-- begin PASSAGE SHOWN --

We can see that the diagram above the SparkContext is our way of controlling the driver, and then we can use that Spark context to read in a data set like our table of movies above.  That table of movies is *distributed* across the nodes -- a distributed dataset if you will, and because Spark designs the dataset to be recoverable when a given node fails, Spark calls this dataset a Resilient Distributed Dataset, or RDD.  

> So above, the table of movies, distributed across the various nodes is an RDD.

In this lesson, we'll learn how to create our SparkContext -- the entrypoint to our cluster -- as well as our distributed dataset the RDD.

### Building our Spark Context

So as we saw above, our Spark Context is our way of connecting with our Spark cluster.  And we create our Spark Context with the following.

> First, we install the python Pyspark package with the following.

In [4]:
# !pip install pyspark

Now it's time to create the Spark context.

In [19]:
from pyspark import SparkContext, SparkConf

In [98]:
conf = SparkConf().setAppName("films").setMaster("local[2]")
sc = SparkContext.getOrCreate(conf=conf)

So above, we create the SparkContext by specifying the information needed to connect to our spark cluster.  Let's walk through the steps to doing so.

First, we set up some configuration for the spark session.  

In [99]:
conf = SparkConf().setAppName("films").setMaster("local[2]")

-- end PASSAGE SHOWN --
-- begin DATASET --

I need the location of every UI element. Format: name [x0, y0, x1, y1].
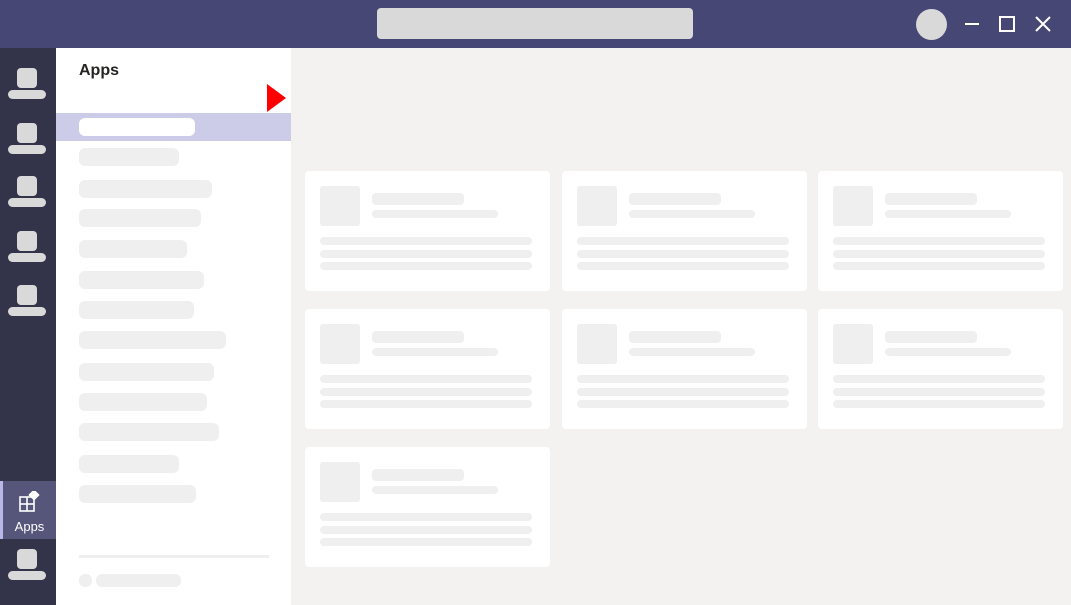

-- end DATASET --
-- begin DATASET --

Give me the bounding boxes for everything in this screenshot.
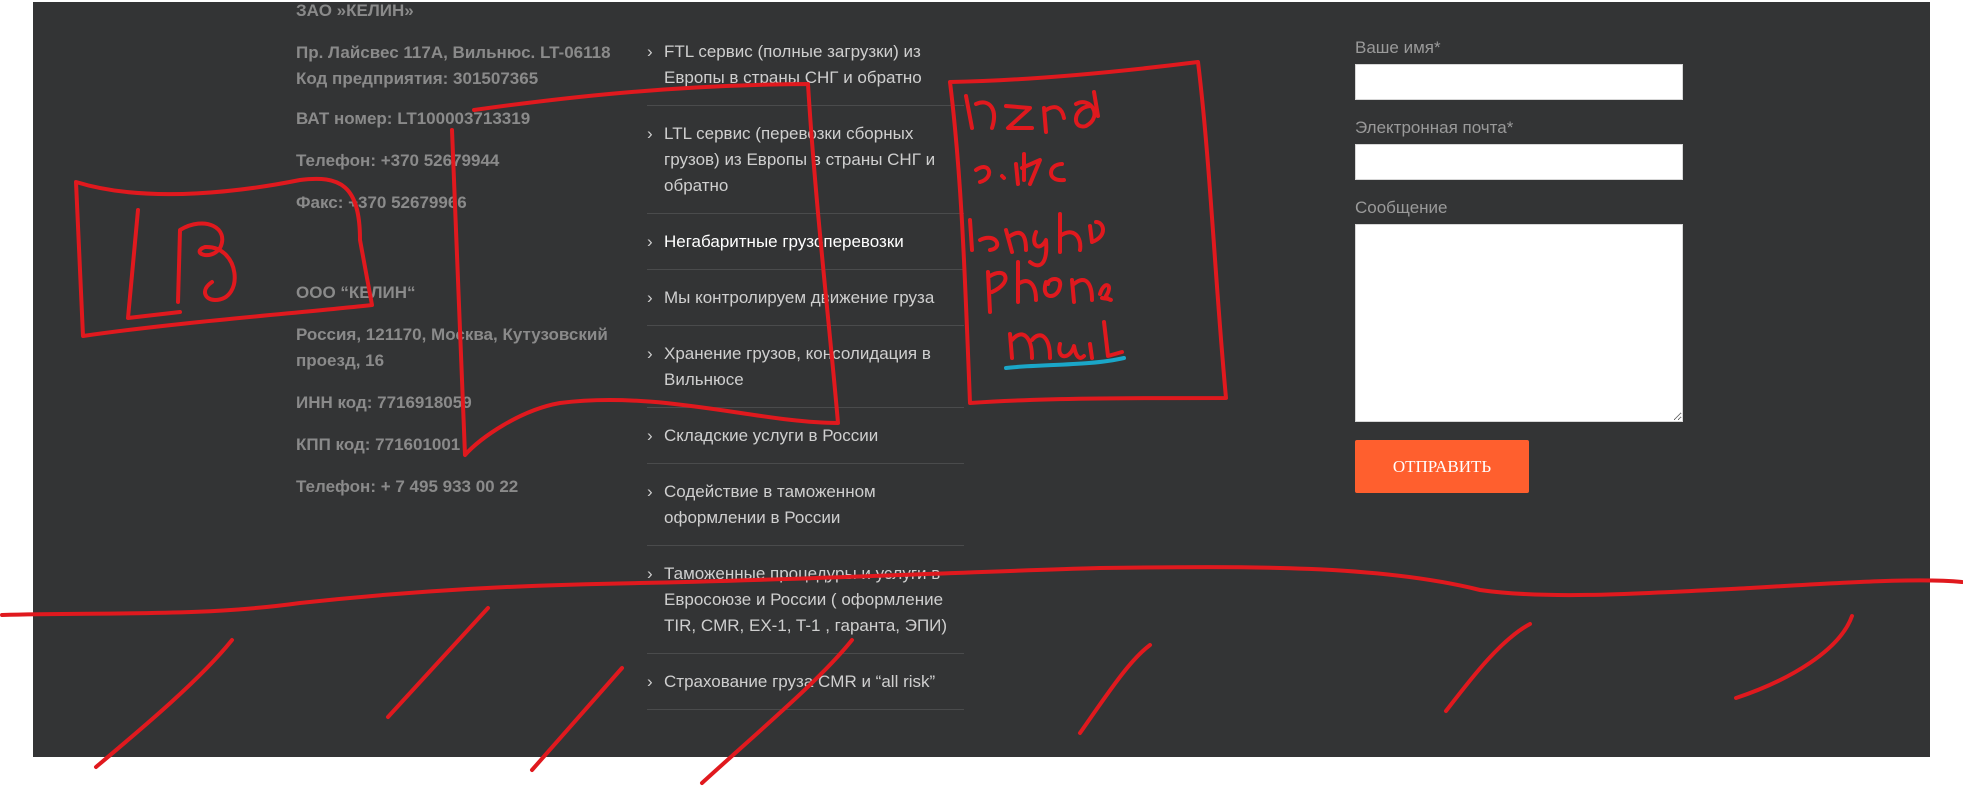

-- end DATASET --

## EXERCISE
Continue the lesson on building a Spark context with PySpark, starting after its last line.

## EXPECTED ANSWER
Now above, we call `SparkConf().setAppName("films")` to set up our application name, which is just a name that we specify.  And then we use the `setMaster("local[2]")` method to specify the location of the cluster we want to connect to.  Generally, we'll pass in the url to specify this location, but above we are connecting to the cluster on our local computer so we just use the string `"local"`.  The square brackets are there to indicate the number of parallel proccesses we want running.  

> So above we are specifying to processes running on two cores of our computer.  This means that two processes can be running in parallel on our spark cluster.  If we want to use as many cores as are available on our computer we can use `"local[*]"`.

Now that we've created the configuration for our SparkContext, in the second line above, we call the `SparkContext.getOrCreate` method to create a new context.

In [27]:
sc = SparkContext.getOrCreate(conf=conf)

That's it, our SparkContext is all set up.

In [31]:
sc

### Creating an RDD

Once we have created our SparkContext, we can now read in our data from an external resource.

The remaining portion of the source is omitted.